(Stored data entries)
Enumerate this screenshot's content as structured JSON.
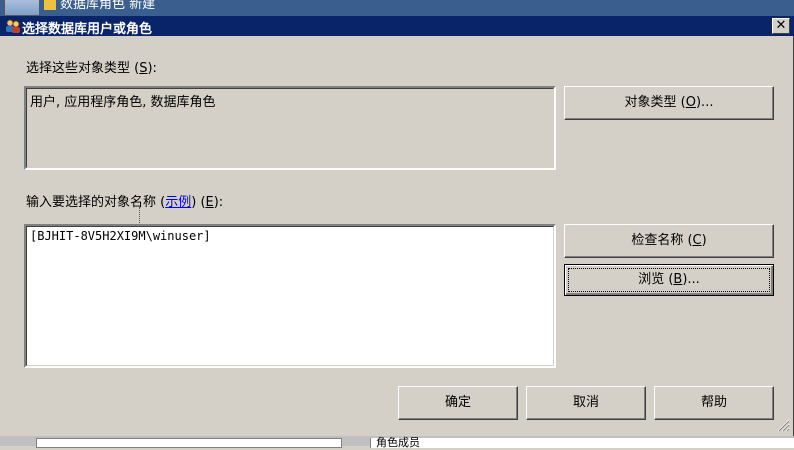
{
  "background": {
    "top_window_text": "数据库角色  新建",
    "bottom_pane_text": "角色成员"
  },
  "dialog": {
    "title": "选择数据库用户或角色",
    "close_glyph": "✕",
    "types_label_prefix": "选择这些对象类型 (",
    "types_label_key": "S",
    "types_label_suffix": "):",
    "types_value": "用户, 应用程序角色, 数据库角色",
    "object_types_button_prefix": "对象类型 (",
    "object_types_button_key": "O",
    "object_types_button_suffix": ")...",
    "names_label_prefix": "输入要选择的对象名称 (",
    "names_label_link": "示例",
    "names_label_mid": ") (",
    "names_label_key": "E",
    "names_label_suffix": "):",
    "names_value": "[BJHIT-8V5H2XI9M\\winuser]",
    "check_names_button_prefix": "检查名称 (",
    "check_names_button_key": "C",
    "check_names_button_suffix": ")",
    "browse_button_prefix": "浏览 (",
    "browse_button_key": "B",
    "browse_button_suffix": ")...",
    "ok_button": "确定",
    "cancel_button": "取消",
    "help_button": "帮助"
  },
  "colors": {
    "titlebar": "#0a246a",
    "dialog_face": "#d4d0c8",
    "link": "#0000ff"
  }
}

Set task - Return each line of the data, keeping its wording exact and omitting pictures.

Solution below -
Enumerate this screenshot's content as structured JSON.
{
  "background": {
    "top_window_text": "数据库角色  新建",
    "bottom_pane_text": "角色成员"
  },
  "dialog": {
    "title": "选择数据库用户或角色",
    "close_glyph": "✕",
    "types_label_prefix": "选择这些对象类型 (",
    "types_label_key": "S",
    "types_label_suffix": "):",
    "types_value": "用户, 应用程序角色, 数据库角色",
    "object_types_button_prefix": "对象类型 (",
    "object_types_button_key": "O",
    "object_types_button_suffix": ")...",
    "names_label_prefix": "输入要选择的对象名称 (",
    "names_label_link": "示例",
    "names_label_mid": ") (",
    "names_label_key": "E",
    "names_label_suffix": "):",
    "names_value": "[BJHIT-8V5H2XI9M\\winuser]",
    "check_names_button_prefix": "检查名称 (",
    "check_names_button_key": "C",
    "check_names_button_suffix": ")",
    "browse_button_prefix": "浏览 (",
    "browse_button_key": "B",
    "browse_button_suffix": ")...",
    "ok_button": "确定",
    "cancel_button": "取消",
    "help_button": "帮助"
  },
  "colors": {
    "titlebar": "#0a246a",
    "dialog_face": "#d4d0c8",
    "link": "#0000ff"
  }
}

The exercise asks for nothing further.